- EXERCISE A: Restate the paragraph of the post beginning "In fact, aside from Joyce" as a short bulleted list, keeping its main facts.

═══ PAGE

Moving to the "Angel" series for a moment, let's take a minute of silence for poor Andy Hallett. He, as Lorne, and Glenn Quinn as Doyle, played two of the most lovable characters on that series, and now both actors are dead. If I were Amy Acker I'd be worried, since Fred was the only other lovable one. (I rate the rest of the cast as highly likable and/or interesting, but only those three as lovable.)

And then a note on the Buffyverse as a whole:
naill_renfro and I have been discussing the shows in email, and he points out that Joss's characters have some serious father problems. As Naill puts it:

"There's Buffy and her absentee deadbeat dad, Angel and his verbally/physically abusive father (who, as Angel later says, "tasted like chicken!"), Wesley and his abusive father, Kate Lockley and her emotionally paralyzed, criminal father, Xander and his horrible father, the demon father Doyle never met and whom he wishes had never existed, Giles' rejection of and attempt to escape the destiny his father imposed on him... I'm sure I'm leaving some out, but there seems to be a pattern emerging here."

Good point. Add to the list the long-drawn-out Series of Dysfunctional Events between Angel and Connor. We also mustn't forget John Ritter as the disastrous robot suitor of Joyce's, who sure didn't give stepfathers any better a name. We never see Willow's dad to my recollection, and Spike's father was, what, dead his whole life or something? Spike might view Angelus as a father figure early in his vampire career. That's not healthy. And though Giles makes an admirable father figure for Buffy and the gang, it sometimes feels a little un-familial and almost romantic. (Or am I just projecting? Hmm. Moving on...) In all, the Mayor of Sunnydale comes off as the nicest dad figure, in his interactions with Faith, and that whole relationship is, of course, demonic parody.

In fact, aside from Joyce, mothers don't turn out much better. In all the above cases of abuse by fathers, the mothers don't seem to be of any help. We only see Willow's mom once if I recall, and it's when she and the other moms try to burn the town's daughters at the stake in "Gingerbread." Spike's sweet mum had to be staked before she did something really icky to her son. Principal Wood teaches us that Slayers don't make good moms either. Lorne's mother gives him a memorably discouraging (though hilarious) greeting when he returns home. And Darla--well, yeah. At least she was merciful enough to remove herself early from the picture.

Fred's parents may be the only sweethearts in the series, come to think of it.

But then, this isn't necessarily any psychoanalysis of Joss himself. It's just a staple of good drama, going way back to myths and fairy tales. If your parents are always around and always loving, you can't get into many interesting adventures.

Rambling concluded. Go dye some eggs or scarf some Cadbury.


( 13 comments — Leave a comment )
Apr. 11th, 2009 11:44 pm (UTC)

══════

- EXERCISE B: Turn the collection entries, from the first line through the line containing "data-point-c xyxy=(186,1148,196,1159)", into a numbered list with blank lines omitted.

═══ TASK INPUTS

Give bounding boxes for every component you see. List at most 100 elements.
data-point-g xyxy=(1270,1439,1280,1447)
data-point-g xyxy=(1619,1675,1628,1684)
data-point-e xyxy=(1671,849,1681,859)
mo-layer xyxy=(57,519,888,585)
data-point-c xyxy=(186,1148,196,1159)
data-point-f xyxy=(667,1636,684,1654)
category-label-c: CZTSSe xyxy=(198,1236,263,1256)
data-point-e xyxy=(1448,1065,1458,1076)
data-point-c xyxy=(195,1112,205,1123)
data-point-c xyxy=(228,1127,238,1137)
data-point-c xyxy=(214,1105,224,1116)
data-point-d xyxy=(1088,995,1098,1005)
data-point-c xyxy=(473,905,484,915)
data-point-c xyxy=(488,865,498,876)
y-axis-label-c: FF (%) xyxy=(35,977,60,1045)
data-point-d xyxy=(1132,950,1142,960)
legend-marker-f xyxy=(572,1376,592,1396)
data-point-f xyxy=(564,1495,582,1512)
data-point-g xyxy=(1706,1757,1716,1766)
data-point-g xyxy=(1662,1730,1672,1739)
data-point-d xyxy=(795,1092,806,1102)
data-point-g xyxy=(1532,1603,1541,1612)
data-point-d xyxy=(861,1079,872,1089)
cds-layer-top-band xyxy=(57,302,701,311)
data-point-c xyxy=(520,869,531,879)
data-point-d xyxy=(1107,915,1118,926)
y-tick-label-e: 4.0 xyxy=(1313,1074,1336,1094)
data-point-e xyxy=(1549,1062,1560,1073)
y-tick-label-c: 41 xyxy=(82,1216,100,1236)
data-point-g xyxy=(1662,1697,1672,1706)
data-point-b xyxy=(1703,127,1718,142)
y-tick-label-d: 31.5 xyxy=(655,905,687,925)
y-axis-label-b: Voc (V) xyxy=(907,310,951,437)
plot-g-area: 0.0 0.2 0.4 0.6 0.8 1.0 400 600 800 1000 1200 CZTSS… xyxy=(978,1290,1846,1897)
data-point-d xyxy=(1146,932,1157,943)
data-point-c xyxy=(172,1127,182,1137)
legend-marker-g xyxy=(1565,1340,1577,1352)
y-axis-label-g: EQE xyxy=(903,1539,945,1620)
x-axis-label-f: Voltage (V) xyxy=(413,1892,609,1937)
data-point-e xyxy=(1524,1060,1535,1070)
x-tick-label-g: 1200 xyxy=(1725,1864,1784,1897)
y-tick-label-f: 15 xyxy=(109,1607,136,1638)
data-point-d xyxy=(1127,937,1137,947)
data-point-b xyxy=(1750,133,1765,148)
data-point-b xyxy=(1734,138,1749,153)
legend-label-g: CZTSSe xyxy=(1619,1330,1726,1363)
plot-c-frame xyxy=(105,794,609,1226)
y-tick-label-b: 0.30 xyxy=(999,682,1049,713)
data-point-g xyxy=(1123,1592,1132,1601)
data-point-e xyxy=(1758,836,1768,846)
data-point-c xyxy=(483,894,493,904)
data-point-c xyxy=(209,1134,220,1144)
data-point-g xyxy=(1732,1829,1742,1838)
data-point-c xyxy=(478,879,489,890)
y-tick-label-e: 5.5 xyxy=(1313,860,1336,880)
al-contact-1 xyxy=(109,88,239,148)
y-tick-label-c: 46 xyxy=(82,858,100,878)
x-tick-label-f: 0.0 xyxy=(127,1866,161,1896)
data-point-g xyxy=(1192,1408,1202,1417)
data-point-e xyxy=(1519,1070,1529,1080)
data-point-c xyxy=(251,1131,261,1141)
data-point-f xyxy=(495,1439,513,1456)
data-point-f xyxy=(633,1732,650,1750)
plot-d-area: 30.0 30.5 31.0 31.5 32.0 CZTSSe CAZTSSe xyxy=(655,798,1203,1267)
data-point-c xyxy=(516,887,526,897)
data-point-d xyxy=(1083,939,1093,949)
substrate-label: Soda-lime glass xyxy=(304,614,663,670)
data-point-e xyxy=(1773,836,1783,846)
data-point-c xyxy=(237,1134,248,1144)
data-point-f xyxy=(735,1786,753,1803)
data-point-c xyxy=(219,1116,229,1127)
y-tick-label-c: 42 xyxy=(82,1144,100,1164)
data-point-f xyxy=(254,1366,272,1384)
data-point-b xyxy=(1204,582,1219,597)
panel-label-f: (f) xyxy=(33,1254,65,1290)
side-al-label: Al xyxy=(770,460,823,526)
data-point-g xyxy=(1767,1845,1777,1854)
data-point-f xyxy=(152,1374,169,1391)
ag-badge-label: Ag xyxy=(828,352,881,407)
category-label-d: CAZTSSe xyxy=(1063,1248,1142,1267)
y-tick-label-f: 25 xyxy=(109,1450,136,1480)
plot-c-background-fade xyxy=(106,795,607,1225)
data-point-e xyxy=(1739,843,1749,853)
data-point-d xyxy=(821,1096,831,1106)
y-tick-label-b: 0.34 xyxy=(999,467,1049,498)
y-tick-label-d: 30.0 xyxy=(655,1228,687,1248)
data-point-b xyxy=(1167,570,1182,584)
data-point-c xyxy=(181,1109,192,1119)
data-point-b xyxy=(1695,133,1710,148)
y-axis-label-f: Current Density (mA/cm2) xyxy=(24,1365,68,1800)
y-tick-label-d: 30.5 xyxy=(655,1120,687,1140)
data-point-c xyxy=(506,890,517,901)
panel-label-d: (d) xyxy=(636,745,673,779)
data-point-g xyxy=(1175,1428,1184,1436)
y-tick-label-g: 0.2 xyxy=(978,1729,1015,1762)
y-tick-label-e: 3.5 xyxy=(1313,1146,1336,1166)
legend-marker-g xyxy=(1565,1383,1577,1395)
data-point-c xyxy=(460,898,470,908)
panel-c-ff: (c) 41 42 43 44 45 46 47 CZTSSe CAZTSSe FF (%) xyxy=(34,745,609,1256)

══════

- EXPECTED OUTPUT A:
- Apart from Joyce, mothers turn out little better than fathers.
- In the cases of abuse by fathers, the mothers give no help.
- Willow's mom appears once, in "Gingerbread," when she and other moms try to burn the town's daughters at the stake.
- Spike's mum had to be staked before she did something icky to her son.
- Principal Wood shows that Slayers don't make good moms.
- Lorne's mother greets him in a discouraging (though hilarious) way when he returns home.
- Darla at least removed herself early from the picture.

- EXPECTED OUTPUT B:
1. Give bounding boxes for every component you see. List at most 100 elements.
2. data-point-g xyxy=(1270,1439,1280,1447)
3. data-point-g xyxy=(1619,1675,1628,1684)
4. data-point-e xyxy=(1671,849,1681,859)
5. mo-layer xyxy=(57,519,888,585)
6. data-point-c xyxy=(186,1148,196,1159)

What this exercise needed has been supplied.